Set task -
Which lines contain the word "Опция"? Return each of them as written.

Data for this task -
----------------------------------------

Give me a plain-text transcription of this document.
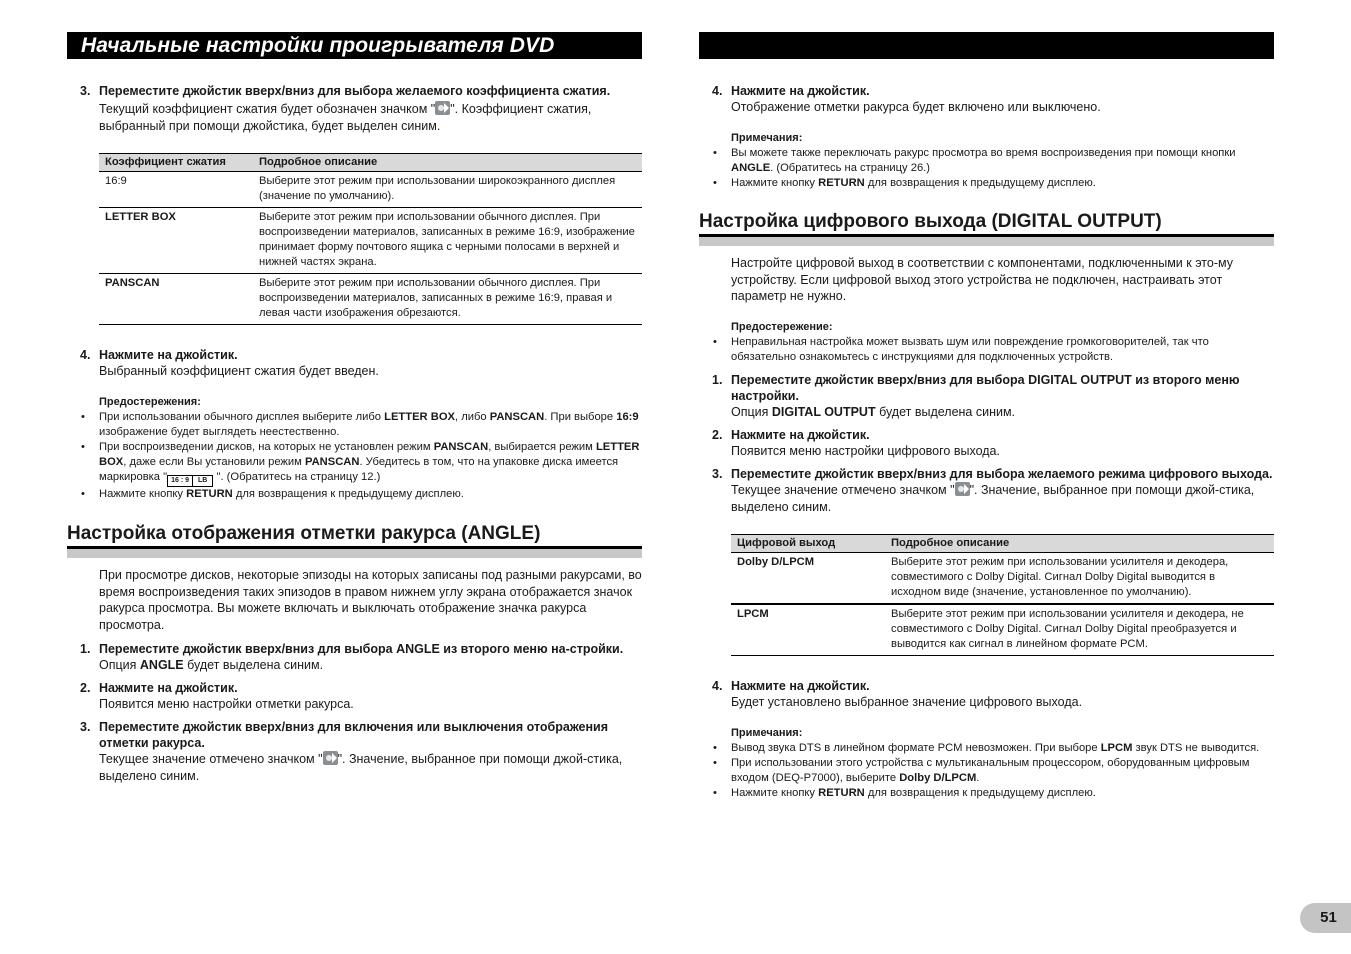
Начальные настройки проигрывателя DVD
3. Переместите джойстик вверх/вниз для выбора желаемого коэффициента сжатия.
Текущий коэффициент сжатия будет обозначен значком " ". Коэффициент сжатия, выбранный при помощи джойстика, будет выделен синим.
Коэффициент сжатия	Подробное описание
16:9	Выберите этот режим при использовании широкоэкранного дисплея (значение по умолчанию).
LETTER BOX	Выберите этот режим при использовании обычного дисплея. При воспроизведении материалов, записанных в режиме 16:9, изображение принимает форму почтового ящика с черными полосами в верхней и нижней частях экрана.
PANSCAN	Выберите этот режим при использовании обычного дисплея. При воспроизведении материалов, записанных в режиме 16:9, правая и левая части изображения обрезаются.
4. Нажмите на джойстик.
Выбранный коэффициент сжатия будет введен.
Предостережения:
• При использовании обычного дисплея выберите либо LETTER BOX, либо PANSCAN. При выборе 16:9 изображение будет выглядеть неестественно.
• При воспроизведении дисков, на которых не установлен режим PANSCAN, выбирается режим LETTER BOX, даже если Вы установили режим PANSCAN. Убедитесь в том, что на упаковке диска имеется маркировка " 16 : 9	LB ". (Обратитесь на страницу 12.)
• Нажмите кнопку RETURN для возвращения к предыдущему дисплею.
Настройка отображения отметки ракурса (ANGLE)
При просмотре дисков, некоторые эпизоды на которых записаны под разными ракурсами, во время воспроизведения таких эпизодов в правом нижнем углу экрана отображается значок ракурса просмотра. Вы можете включать и выключать отображение значка ракурса просмотра.
1. Переместите джойстик вверх/вниз для выбора ANGLE из второго меню на-стройки.
Опция ANGLE будет выделена синим.
2. Нажмите на джойстик.
Появится меню настройки отметки ракурса.
3. Переместите джойстик вверх/вниз для включения или выключения отображения отметки ракурса.
Текущее значение отмечено значком " ". Значение, выбранное при помощи джой-стика, выделено синим.
4. Нажмите на джойстик.
Отображение отметки ракурса будет включено или выключено.
Примечания:
• Вы можете также переключать ракурс просмотра во время воспроизведения при помощи кнопки ANGLE. (Обратитесь на страницу 26.)
• Нажмите кнопку RETURN для возвращения к предыдущему дисплею.
Настройка цифрового выхода (DIGITAL OUTPUT)
Настройте цифровой выход в соответствии с компонентами, подключенными к это-му устройству. Если цифровой выход этого устройства не подключен, настраивать этот параметр не нужно.
Предостережение:
• Неправильная настройка может вызвать шум или повреждение громкоговорителей, так что обязательно ознакомьтесь с инструкциями для подключенных устройств.
1. Переместите джойстик вверх/вниз для выбора DIGITAL OUTPUT из второго меню настройки.
Опция DIGITAL OUTPUT будет выделена синим.
2. Нажмите на джойстик.
Появится меню настройки цифрового выхода.
3. Переместите джойстик вверх/вниз для выбора желаемого режима цифрового выхода.
Текущее значение отмечено значком " ". Значение, выбранное при помощи джой-стика, выделено синим.
Цифровой выход	Подробное описание
Dolby D/LPCM	Выберите этот режим при использовании усилителя и декодера, совместимого с Dolby Digital. Сигнал Dolby Digital выводится в исходном виде (значение, установленное по умолчанию).
LPCM	Выберите этот режим при использовании усилителя и декодера, не совместимого с Dolby Digital. Сигнал Dolby Digital преобразуется и выводится как сигнал в линейном формате PCM.
4. Нажмите на джойстик.
Будет установлено выбранное значение цифрового выхода.
Примечания:
• Вывод звука DTS в линейном формате PCM невозможен. При выборе LPCM звук DTS не выводится.
• При использовании этого устройства с мультиканальным процессором, оборудованным цифровым входом (DEQ-P7000), выберите Dolby D/LPCM.
• Нажмите кнопку RETURN для возвращения к предыдущему дисплею.
51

----------------------------------------

Worked solution -
Опция ANGLE будет выделена синим.
Опция DIGITAL OUTPUT будет выделена синим.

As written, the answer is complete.